──────── Records for the task ────────
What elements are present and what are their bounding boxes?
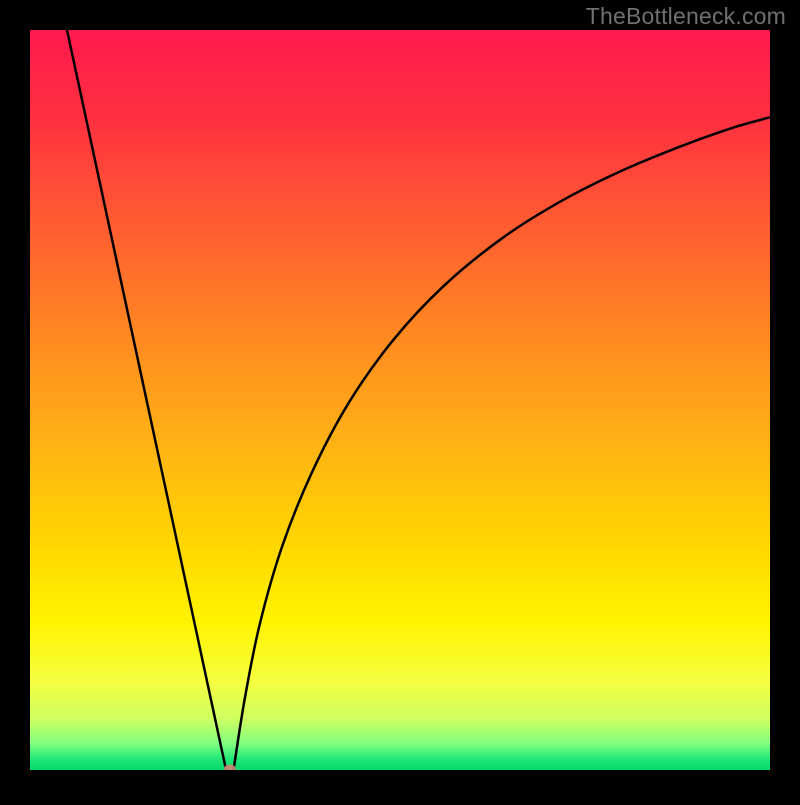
chart-frame [0, 770, 800, 800]
chart-frame [770, 0, 800, 800]
plot-background [30, 30, 770, 770]
watermark-text: TheBottleneck.com [586, 3, 786, 30]
chart-container [0, 0, 800, 800]
chart-frame [0, 0, 30, 800]
bottleneck-chart [0, 0, 800, 800]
────────
> **Exercise objective**: Rewrite the rows above as a JSON list of strings, one string per line, with blank lines and pictures left out.

> **Complete answer**:
[
  "What elements are present and what are their bounding boxes?",
  "chart-frame [0, 770, 800, 800]",
  "chart-frame [770, 0, 800, 800]",
  "plot-background [30, 30, 770, 770]",
  "watermark-text: TheBottleneck.com [586, 3, 786, 30]",
  "chart-container [0, 0, 800, 800]",
  "chart-frame [0, 0, 30, 800]",
  "bottleneck-chart [0, 0, 800, 800]"
]